* [Objective]: Note how many lines in the entries contain the string "จกรรมท", then give that number and nothing else.

A block of data
▶

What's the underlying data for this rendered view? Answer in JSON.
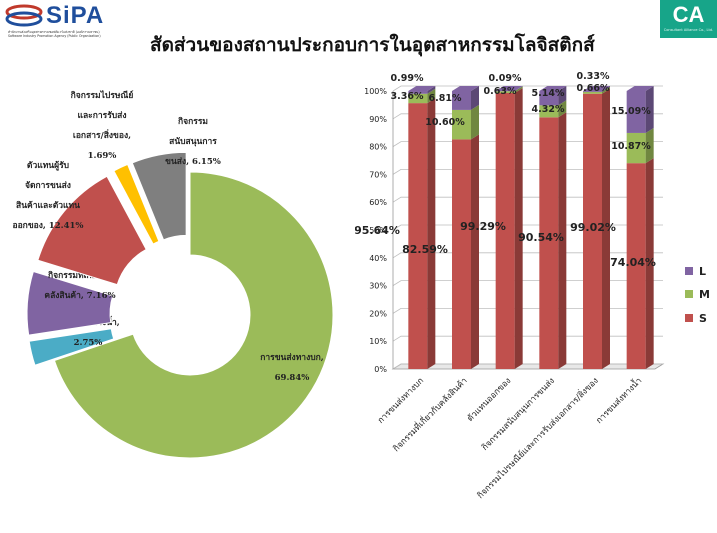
{
  "header": {
    "logo_text": "SiPA",
    "logo_sub1": "สำนักงานส่งเสริมอุตสาหกรรมซอฟต์แวร์แห่งชาติ (องค์การมหาชน)",
    "logo_sub2": "Software Industry Promotion Agency (Public Organization)",
    "ca_text": "CA",
    "ca_sub": "Consultant Alliance Co., Ltd."
  },
  "title": "สัดส่วนของสถานประกอบการในอุตสาหกรรมโลจิสติกส์",
  "chart_data": [
    {
      "type": "pie",
      "variant": "exploded-doughnut",
      "slices": [
        {
          "label_lines": [
            "การขนส่งทางบก,",
            "69.84%"
          ],
          "value": 69.84,
          "color": "#9bbb59"
        },
        {
          "label_lines": [
            "การขนส่งทางน้ำ,",
            "2.75%"
          ],
          "value": 2.75,
          "color": "#4bacc6"
        },
        {
          "label_lines": [
            "กิจกรรมที่เกี่ยวกับ",
            "คลังสินค้า, 7.16%"
          ],
          "value": 7.16,
          "color": "#8064a2"
        },
        {
          "label_lines": [
            "ตัวแทนผู้รับ",
            "จัดการขนส่ง",
            "สินค้าและตัวแทน",
            "ออกของ, 12.41%"
          ],
          "value": 12.41,
          "color": "#c0504d"
        },
        {
          "label_lines": [
            "กิจกรรมไปรษณีย์",
            "และการรับส่ง",
            "เอกสาร/สิ่งของ,",
            "1.69%"
          ],
          "value": 1.69,
          "color": "#ffc000"
        },
        {
          "label_lines": [
            "กิจกรรม",
            "สนับสนุนการ",
            "ขนส่ง, 6.15%"
          ],
          "value": 6.15,
          "color": "#7f7f7f"
        }
      ]
    },
    {
      "type": "bar",
      "stacked": "percent",
      "categories": [
        "การขนส่งทางบก",
        "กิจกรรมที่เกี่ยวกับคลังสินค้า",
        "ตัวแทนออกของ",
        "กิจกรรมสนับสนุนการขนส่ง",
        "กิจกรรมไปรษณีย์และการรับส่งเอกสาร/สิ่งของ",
        "การขนส่งทางน้ำ"
      ],
      "series": [
        {
          "name": "S",
          "color": "#c0504d",
          "values": [
            95.64,
            82.59,
            99.29,
            90.54,
            99.02,
            74.04
          ],
          "labels": [
            "95.64%",
            "82.59%",
            "99.29%",
            "90.54%",
            "99.02%",
            "74.04%"
          ]
        },
        {
          "name": "M",
          "color": "#9bbb59",
          "values": [
            3.36,
            10.6,
            0.63,
            4.32,
            0.66,
            10.87
          ],
          "labels": [
            "3.36%",
            "10.60%",
            "0.63%",
            "4.32%",
            "0.66%",
            "10.87%"
          ]
        },
        {
          "name": "L",
          "color": "#8064a2",
          "values": [
            0.99,
            6.81,
            0.09,
            5.14,
            0.33,
            15.09
          ],
          "labels": [
            "0.99%",
            "6.81%",
            "0.09%",
            "5.14%",
            "0.33%",
            "15.09%"
          ]
        }
      ],
      "y_ticks": [
        "0%",
        "10%",
        "20%",
        "30%",
        "40%",
        "50%",
        "60%",
        "70%",
        "80%",
        "90%",
        "100%"
      ],
      "ylim": [
        0,
        100
      ],
      "legend": "right",
      "legend_order": [
        "L",
        "M",
        "S"
      ]
    }
  ]
}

◀

* [Finished task]: 2